- [What is expected]
Each line below should be quoted exactly, please.

- [Dataset excerpts]
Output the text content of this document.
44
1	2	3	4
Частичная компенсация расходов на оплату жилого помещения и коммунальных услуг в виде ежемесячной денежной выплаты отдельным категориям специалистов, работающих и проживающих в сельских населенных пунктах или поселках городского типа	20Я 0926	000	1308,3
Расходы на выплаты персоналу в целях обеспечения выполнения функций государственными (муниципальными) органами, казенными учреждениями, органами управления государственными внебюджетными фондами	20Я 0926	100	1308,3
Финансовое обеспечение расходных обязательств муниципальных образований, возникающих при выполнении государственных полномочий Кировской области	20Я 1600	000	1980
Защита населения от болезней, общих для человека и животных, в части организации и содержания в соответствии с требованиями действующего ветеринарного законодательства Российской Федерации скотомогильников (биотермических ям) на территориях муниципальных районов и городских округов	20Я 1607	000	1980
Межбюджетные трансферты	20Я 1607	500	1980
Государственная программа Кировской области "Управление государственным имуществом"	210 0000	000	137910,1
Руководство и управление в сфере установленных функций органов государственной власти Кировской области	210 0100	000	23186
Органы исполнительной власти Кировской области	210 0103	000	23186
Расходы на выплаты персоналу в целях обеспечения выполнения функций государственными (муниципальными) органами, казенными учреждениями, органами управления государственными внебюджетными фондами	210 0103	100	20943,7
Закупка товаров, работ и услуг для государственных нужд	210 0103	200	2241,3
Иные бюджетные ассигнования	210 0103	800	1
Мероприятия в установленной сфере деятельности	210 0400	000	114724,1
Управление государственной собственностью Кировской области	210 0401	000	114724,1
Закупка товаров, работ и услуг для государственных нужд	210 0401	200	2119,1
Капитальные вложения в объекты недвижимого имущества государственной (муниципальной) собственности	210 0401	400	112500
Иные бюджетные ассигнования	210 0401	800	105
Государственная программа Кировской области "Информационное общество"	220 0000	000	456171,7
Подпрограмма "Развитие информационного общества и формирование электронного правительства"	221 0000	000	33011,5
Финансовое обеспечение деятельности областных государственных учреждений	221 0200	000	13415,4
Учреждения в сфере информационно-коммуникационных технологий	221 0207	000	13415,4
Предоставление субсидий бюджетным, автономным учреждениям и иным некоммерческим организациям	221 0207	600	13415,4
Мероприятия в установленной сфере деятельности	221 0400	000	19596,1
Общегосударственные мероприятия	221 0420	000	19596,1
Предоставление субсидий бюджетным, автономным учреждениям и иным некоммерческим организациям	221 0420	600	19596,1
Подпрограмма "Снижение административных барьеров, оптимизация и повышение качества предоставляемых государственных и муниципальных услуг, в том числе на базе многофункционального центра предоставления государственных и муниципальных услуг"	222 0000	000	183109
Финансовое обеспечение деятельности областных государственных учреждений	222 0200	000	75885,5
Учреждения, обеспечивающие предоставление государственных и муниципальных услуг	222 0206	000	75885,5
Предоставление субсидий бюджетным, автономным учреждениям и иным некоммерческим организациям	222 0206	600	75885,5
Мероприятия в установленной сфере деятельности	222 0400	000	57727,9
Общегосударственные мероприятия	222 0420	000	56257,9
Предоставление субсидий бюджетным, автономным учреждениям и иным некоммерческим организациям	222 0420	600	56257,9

- [Task output]
Output the text content of this document.
44
1	2	3	4
Частичная компенсация расходов на оплату жилого помещения и коммунальных услуг в виде ежемесячной денежной выплаты отдельным категориям специалистов, работающих и проживающих в сельских населенных пунктах или поселках городского типа	20Я 0926	000	1308,3
Расходы на выплаты персоналу в целях обеспечения выполнения функций государственными (муниципальными) органами, казенными учреждениями, органами управления государственными внебюджетными фондами	20Я 0926	100	1308,3
Финансовое обеспечение расходных обязательств муниципальных образований, возникающих при выполнении государственных полномочий Кировской области	20Я 1600	000	1980
Защита населения от болезней, общих для человека и животных, в части организации и содержания в соответствии с требованиями действующего ветеринарного законодательства Российской Федерации скотомогильников (биотермических ям) на территориях муниципальных районов и городских округов	20Я 1607	000	1980
Межбюджетные трансферты	20Я 1607	500	1980
Государственная программа Кировской области "Управление государственным имуществом"	210 0000	000	137910,1
Руководство и управление в сфере установленных функций органов государственной власти Кировской области	210 0100	000	23186
Органы исполнительной власти Кировской области	210 0103	000	23186
Расходы на выплаты персоналу в целях обеспечения выполнения функций государственными (муниципальными) органами, казенными учреждениями, органами управления государственными внебюджетными фондами	210 0103	100	20943,7
Закупка товаров, работ и услуг для государственных нужд	210 0103	200	2241,3
Иные бюджетные ассигнования	210 0103	800	1
Мероприятия в установленной сфере деятельности	210 0400	000	114724,1
Управление государственной собственностью Кировской области	210 0401	000	114724,1
Закупка товаров, работ и услуг для государственных нужд	210 0401	200	2119,1
Капитальные вложения в объекты недвижимого имущества государственной (муниципальной) собственности	210 0401	400	112500
Иные бюджетные ассигнования	210 0401	800	105
Государственная программа Кировской области "Информационное общество"	220 0000	000	456171,7
Подпрограмма "Развитие информационного общества и формирование электронного правительства"	221 0000	000	33011,5
Финансовое обеспечение деятельности областных государственных учреждений	221 0200	000	13415,4
Учреждения в сфере информационно-коммуникационных технологий	221 0207	000	13415,4
Предоставление субсидий бюджетным, автономным учреждениям и иным некоммерческим организациям	221 0207	600	13415,4
Мероприятия в установленной сфере деятельности	221 0400	000	19596,1
Общегосударственные мероприятия	221 0420	000	19596,1
Предоставление субсидий бюджетным, автономным учреждениям и иным некоммерческим организациям	221 0420	600	19596,1
Подпрограмма "Снижение административных барьеров, оптимизация и повышение качества предоставляемых государственных и муниципальных услуг, в том числе на базе многофункционального центра предоставления государственных и муниципальных услуг"	222 0000	000	183109
Финансовое обеспечение деятельности областных государственных учреждений	222 0200	000	75885,5
Учреждения, обеспечивающие предоставление государственных и муниципальных услуг	222 0206	000	75885,5
Предоставление субсидий бюджетным, автономным учреждениям и иным некоммерческим организациям	222 0206	600	75885,5
Мероприятия в установленной сфере деятельности	222 0400	000	57727,9
Общегосударственные мероприятия	222 0420	000	56257,9
Предоставление субсидий бюджетным, автономным учреждениям и иным некоммерческим организациям	222 0420	600	56257,9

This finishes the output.